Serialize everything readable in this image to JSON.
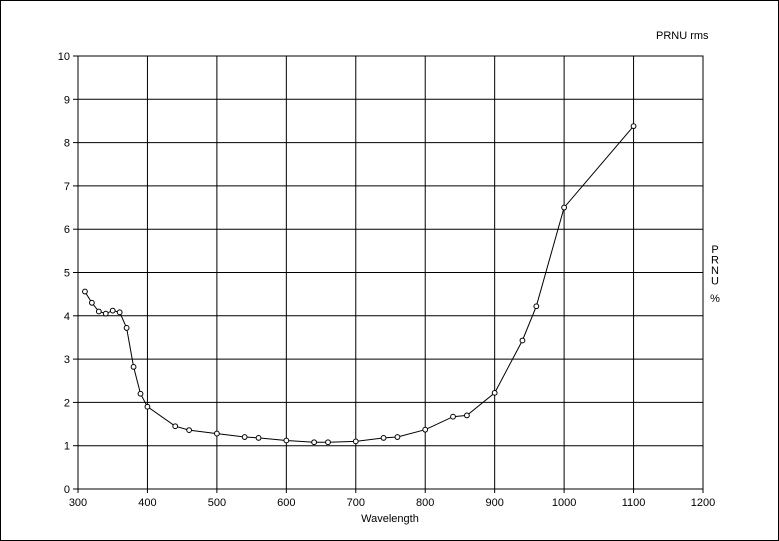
{
  "chart_data": {
    "type": "line",
    "title": "PRNU rms",
    "xlabel": "Wavelength",
    "ylabel": "PRNU",
    "yunit": "%",
    "xlim": [
      300,
      1200
    ],
    "ylim": [
      0,
      10
    ],
    "xticks": [
      300,
      400,
      500,
      600,
      700,
      800,
      900,
      1000,
      1100,
      1200
    ],
    "yticks": [
      0,
      1,
      2,
      3,
      4,
      5,
      6,
      7,
      8,
      9,
      10
    ],
    "grid": true,
    "line_color": "#000000",
    "marker": "circle",
    "series": [
      {
        "x": [
          310,
          320,
          330,
          340,
          350,
          360,
          370,
          380,
          390,
          400,
          440,
          460,
          500,
          540,
          560,
          600,
          640,
          660,
          700,
          740,
          760,
          800,
          840,
          860,
          900,
          940,
          960,
          1000,
          1100
        ],
        "y": [
          4.56,
          4.3,
          4.1,
          4.05,
          4.12,
          4.08,
          3.72,
          2.82,
          2.2,
          1.9,
          1.45,
          1.36,
          1.28,
          1.2,
          1.18,
          1.12,
          1.08,
          1.08,
          1.1,
          1.18,
          1.2,
          1.37,
          1.67,
          1.7,
          2.22,
          3.43,
          4.22,
          6.5,
          8.38
        ]
      }
    ]
  }
}
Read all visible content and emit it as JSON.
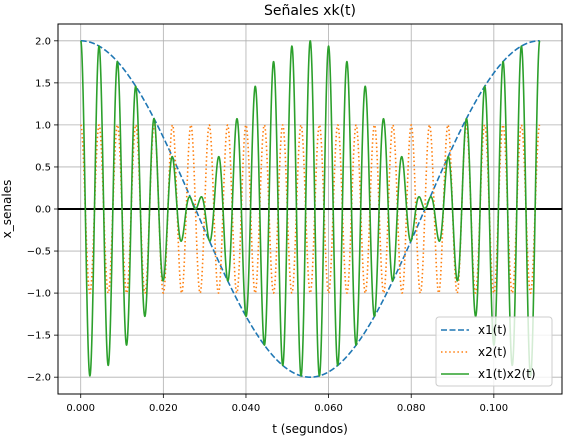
{
  "chart_data": {
    "type": "line",
    "title": "Señales xk(t)",
    "xlabel": "t (segundos)",
    "ylabel": "x_senales",
    "xlim": [
      -0.0055,
      0.1165
    ],
    "ylim": [
      -2.2,
      2.2
    ],
    "xticks": [
      0.0,
      0.02,
      0.04,
      0.06,
      0.08,
      0.1
    ],
    "xtick_labels": [
      "0.000",
      "0.020",
      "0.040",
      "0.060",
      "0.080",
      "0.100"
    ],
    "yticks": [
      -2.0,
      -1.5,
      -1.0,
      -0.5,
      0.0,
      0.5,
      1.0,
      1.5,
      2.0
    ],
    "ytick_labels": [
      "−2.0",
      "−1.5",
      "−1.0",
      "−0.5",
      "0.0",
      "0.5",
      "1.0",
      "1.5",
      "2.0"
    ],
    "grid": true,
    "legend_position": "lower right",
    "zero_line": true,
    "t_range": [
      0.0,
      0.1111
    ],
    "series": [
      {
        "name": "x1(t)",
        "style": "dashed",
        "color": "#1f77b4",
        "formula": "2*cos(2*pi*9*t)"
      },
      {
        "name": "x2(t)",
        "style": "dotted",
        "color": "#ff7f0e",
        "formula": "cos(2*pi*225*t)"
      },
      {
        "name": "x1(t)x2(t)",
        "style": "solid",
        "color": "#2ca02c",
        "formula": "x1(t)*x2(t)"
      }
    ]
  }
}
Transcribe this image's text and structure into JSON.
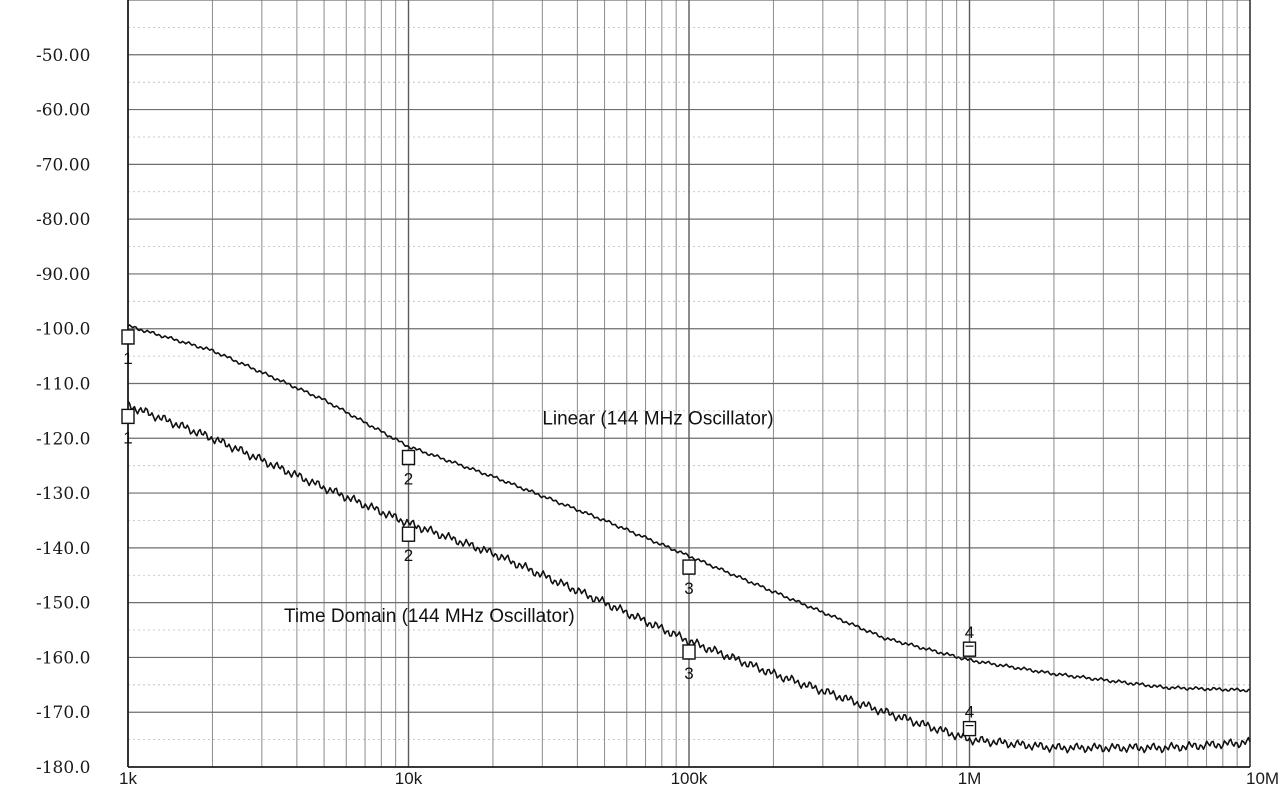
{
  "chart_data": {
    "type": "line",
    "x_scale": "log",
    "xlim": [
      1000,
      10000000
    ],
    "ylim": [
      -180,
      -40
    ],
    "grid": true,
    "y_ticks": [
      {
        "value": -50,
        "label": "-50.00"
      },
      {
        "value": -60,
        "label": "-60.00"
      },
      {
        "value": -70,
        "label": "-70.00"
      },
      {
        "value": -80,
        "label": "-80.00"
      },
      {
        "value": -90,
        "label": "-90.00"
      },
      {
        "value": -100,
        "label": "-100.0"
      },
      {
        "value": -110,
        "label": "-110.0"
      },
      {
        "value": -120,
        "label": "-120.0"
      },
      {
        "value": -130,
        "label": "-130.0"
      },
      {
        "value": -140,
        "label": "-140.0"
      },
      {
        "value": -150,
        "label": "-150.0"
      },
      {
        "value": -160,
        "label": "-160.0"
      },
      {
        "value": -170,
        "label": "-170.0"
      },
      {
        "value": -180,
        "label": "-180.0"
      }
    ],
    "x_ticks": [
      {
        "value": 1000,
        "label": "1k"
      },
      {
        "value": 10000,
        "label": "10k"
      },
      {
        "value": 100000,
        "label": "100k"
      },
      {
        "value": 1000000,
        "label": "1M"
      },
      {
        "value": 10000000,
        "label": "10M"
      }
    ],
    "series": [
      {
        "label": "Linear (144 MHz Oscillator)",
        "color": "#111111",
        "x": [
          1000,
          2000,
          5000,
          10000,
          20000,
          50000,
          100000,
          200000,
          500000,
          1000000,
          2000000,
          5000000,
          10000000
        ],
        "y": [
          -99.5,
          -104,
          -113,
          -121.5,
          -127,
          -135,
          -141.5,
          -148,
          -156.5,
          -160.5,
          -163,
          -165.5,
          -166
        ],
        "markers": [
          {
            "x": 1000,
            "y": -99.5,
            "label": "1"
          },
          {
            "x": 10000,
            "y": -121.5,
            "label": "2"
          },
          {
            "x": 100000,
            "y": -141.5,
            "label": "3"
          },
          {
            "x": 1000000,
            "y": -160.5,
            "label": "4"
          }
        ]
      },
      {
        "label": "Time Domain (144 MHz Oscillator)",
        "color": "#111111",
        "x": [
          1000,
          2000,
          5000,
          10000,
          20000,
          50000,
          100000,
          200000,
          500000,
          1000000,
          2000000,
          5000000,
          10000000
        ],
        "y": [
          -114,
          -120,
          -129,
          -135.5,
          -141,
          -150,
          -157,
          -163,
          -170,
          -175,
          -176.5,
          -176.5,
          -175.5
        ],
        "markers": [
          {
            "x": 1000,
            "y": -114,
            "label": "1"
          },
          {
            "x": 10000,
            "y": -135.5,
            "label": "2"
          },
          {
            "x": 100000,
            "y": -157,
            "label": "3"
          },
          {
            "x": 1000000,
            "y": -175,
            "label": "4"
          }
        ]
      }
    ]
  }
}
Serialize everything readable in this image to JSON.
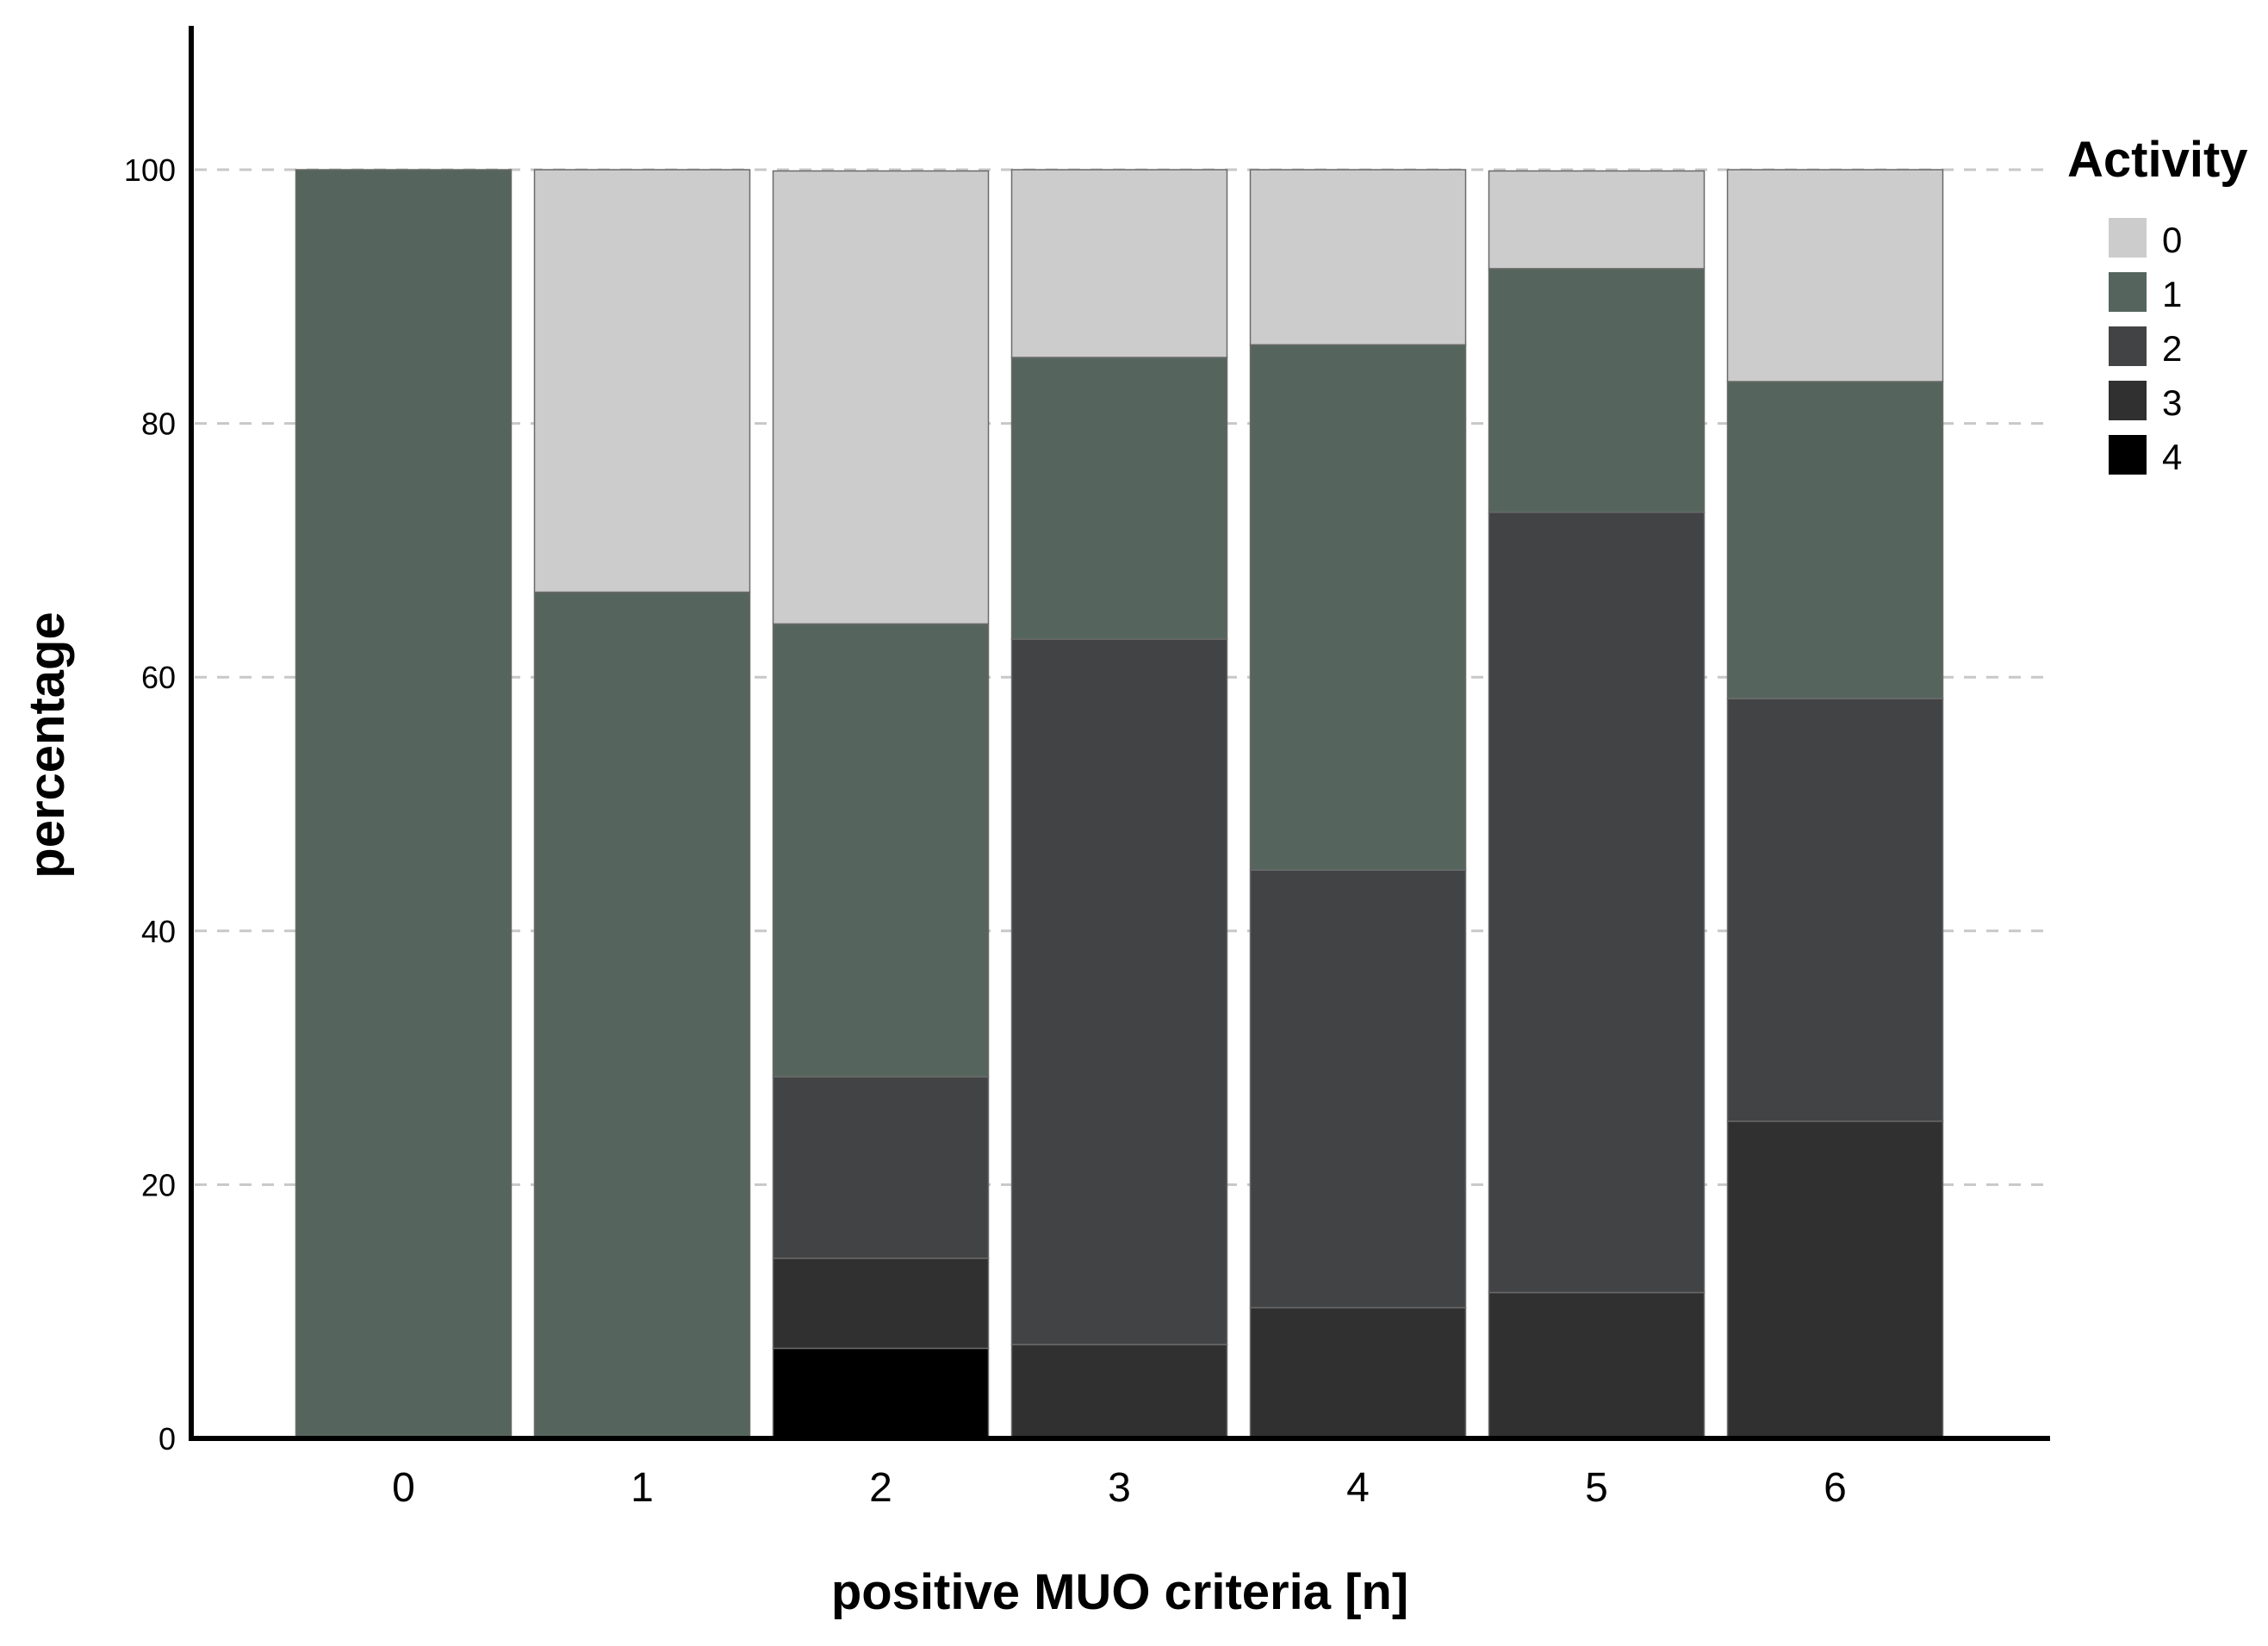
{
  "chart_data": {
    "type": "bar",
    "stacked": true,
    "xlabel": "positive MUO criteria [n]",
    "ylabel": "percentage",
    "categories": [
      "0",
      "1",
      "2",
      "3",
      "4",
      "5",
      "6"
    ],
    "ylim": [
      0,
      110
    ],
    "yticks": [
      0,
      20,
      40,
      60,
      80,
      100
    ],
    "grid": "dashed horizontal",
    "legend": {
      "title": "Activity",
      "placement": "right-top"
    },
    "series": [
      {
        "name": "4",
        "color": "#000000",
        "values": [
          0,
          0,
          7.1,
          0,
          0,
          0,
          0
        ]
      },
      {
        "name": "3",
        "color": "#303030",
        "values": [
          0,
          0,
          7.1,
          7.4,
          10.3,
          11.5,
          25.0
        ]
      },
      {
        "name": "2",
        "color": "#424345",
        "values": [
          0,
          0,
          14.3,
          55.6,
          34.5,
          61.5,
          33.3
        ]
      },
      {
        "name": "1",
        "color": "#55655d",
        "values": [
          100,
          66.7,
          35.7,
          22.2,
          41.4,
          19.2,
          25.0
        ]
      },
      {
        "name": "0",
        "color": "#cccccc",
        "values": [
          0,
          33.3,
          35.7,
          14.8,
          13.8,
          7.7,
          16.7
        ]
      }
    ]
  }
}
○ ○ ○
● **THE EXERCISE**:
Copy the lines from the entries above in which the word "right" appears.

● **RESULT**:
    "legend_position": "lower right",
      "placement": "right-top"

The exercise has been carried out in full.